#### [Exercise aim]
Extract each line where the string "Using" shows up.

Dataset records

— BEGIN —

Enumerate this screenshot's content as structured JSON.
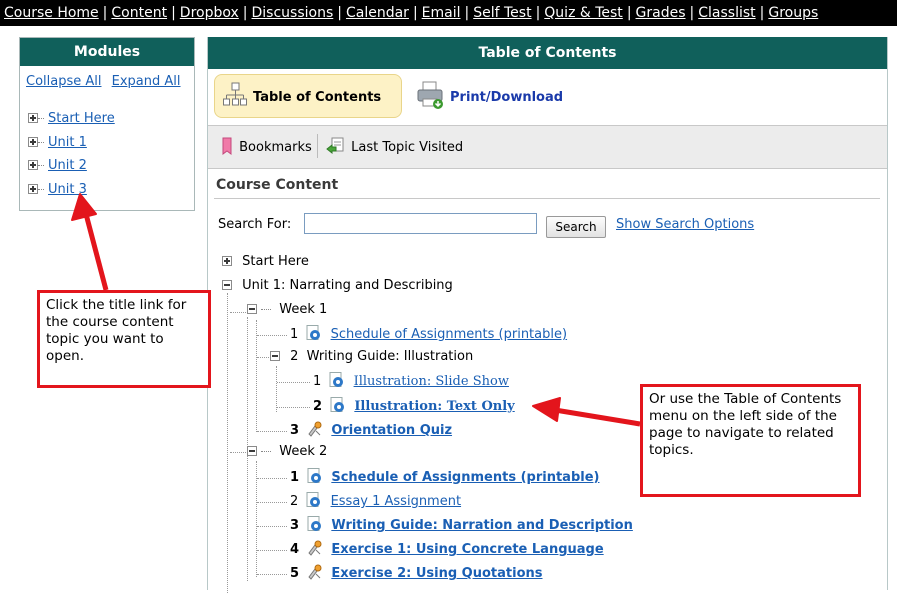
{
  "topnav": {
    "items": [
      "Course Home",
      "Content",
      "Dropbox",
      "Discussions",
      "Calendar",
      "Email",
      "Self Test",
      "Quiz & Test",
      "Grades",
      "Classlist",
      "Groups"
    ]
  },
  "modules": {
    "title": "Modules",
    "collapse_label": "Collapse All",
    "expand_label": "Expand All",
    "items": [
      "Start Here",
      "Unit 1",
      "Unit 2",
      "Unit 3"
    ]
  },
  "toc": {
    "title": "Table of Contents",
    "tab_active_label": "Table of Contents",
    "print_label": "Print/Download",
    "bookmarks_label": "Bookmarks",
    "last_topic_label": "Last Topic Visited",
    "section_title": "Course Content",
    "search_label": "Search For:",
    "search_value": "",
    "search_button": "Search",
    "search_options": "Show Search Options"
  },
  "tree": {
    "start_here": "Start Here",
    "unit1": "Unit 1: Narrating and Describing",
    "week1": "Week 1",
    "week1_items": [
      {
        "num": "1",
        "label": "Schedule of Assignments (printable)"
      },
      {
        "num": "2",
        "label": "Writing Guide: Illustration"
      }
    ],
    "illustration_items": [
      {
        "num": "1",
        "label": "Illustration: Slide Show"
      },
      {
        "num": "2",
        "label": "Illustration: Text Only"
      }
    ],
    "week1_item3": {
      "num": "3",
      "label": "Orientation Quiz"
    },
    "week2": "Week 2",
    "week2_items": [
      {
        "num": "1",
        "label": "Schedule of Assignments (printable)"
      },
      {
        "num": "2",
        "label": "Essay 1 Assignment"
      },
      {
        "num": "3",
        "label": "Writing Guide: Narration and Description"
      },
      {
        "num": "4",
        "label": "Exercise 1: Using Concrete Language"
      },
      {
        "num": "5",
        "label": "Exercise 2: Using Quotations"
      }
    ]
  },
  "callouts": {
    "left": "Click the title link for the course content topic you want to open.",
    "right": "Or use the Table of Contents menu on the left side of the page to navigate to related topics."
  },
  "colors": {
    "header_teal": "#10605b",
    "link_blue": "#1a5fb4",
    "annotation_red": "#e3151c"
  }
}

— END —
— BEGIN —

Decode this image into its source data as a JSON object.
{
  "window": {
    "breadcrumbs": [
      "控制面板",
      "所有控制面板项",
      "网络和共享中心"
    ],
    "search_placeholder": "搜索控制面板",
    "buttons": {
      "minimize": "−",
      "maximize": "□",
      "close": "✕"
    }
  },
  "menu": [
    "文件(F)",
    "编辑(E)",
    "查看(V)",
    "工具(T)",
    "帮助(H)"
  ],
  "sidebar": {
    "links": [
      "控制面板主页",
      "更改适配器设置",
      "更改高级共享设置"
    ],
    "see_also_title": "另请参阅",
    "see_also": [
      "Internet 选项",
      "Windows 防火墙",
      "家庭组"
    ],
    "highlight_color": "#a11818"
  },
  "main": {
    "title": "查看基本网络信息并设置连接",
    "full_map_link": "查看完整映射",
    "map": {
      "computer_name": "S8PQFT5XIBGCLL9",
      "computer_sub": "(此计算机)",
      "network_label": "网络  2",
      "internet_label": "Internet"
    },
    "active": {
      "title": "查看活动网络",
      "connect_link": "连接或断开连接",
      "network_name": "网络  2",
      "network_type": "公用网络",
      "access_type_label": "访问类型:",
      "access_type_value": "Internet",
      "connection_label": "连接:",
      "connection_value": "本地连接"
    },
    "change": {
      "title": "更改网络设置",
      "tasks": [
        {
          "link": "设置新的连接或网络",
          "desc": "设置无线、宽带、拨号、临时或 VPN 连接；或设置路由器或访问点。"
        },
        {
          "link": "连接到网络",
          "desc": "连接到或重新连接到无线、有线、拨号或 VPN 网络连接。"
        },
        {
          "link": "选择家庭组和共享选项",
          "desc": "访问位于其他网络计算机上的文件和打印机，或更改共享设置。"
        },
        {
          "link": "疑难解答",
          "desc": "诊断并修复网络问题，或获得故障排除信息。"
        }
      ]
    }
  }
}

— END —

#### [Written response]
        "label": "Exercise 1: Using Concrete Language"
        "label": "Exercise 2: Using Quotations"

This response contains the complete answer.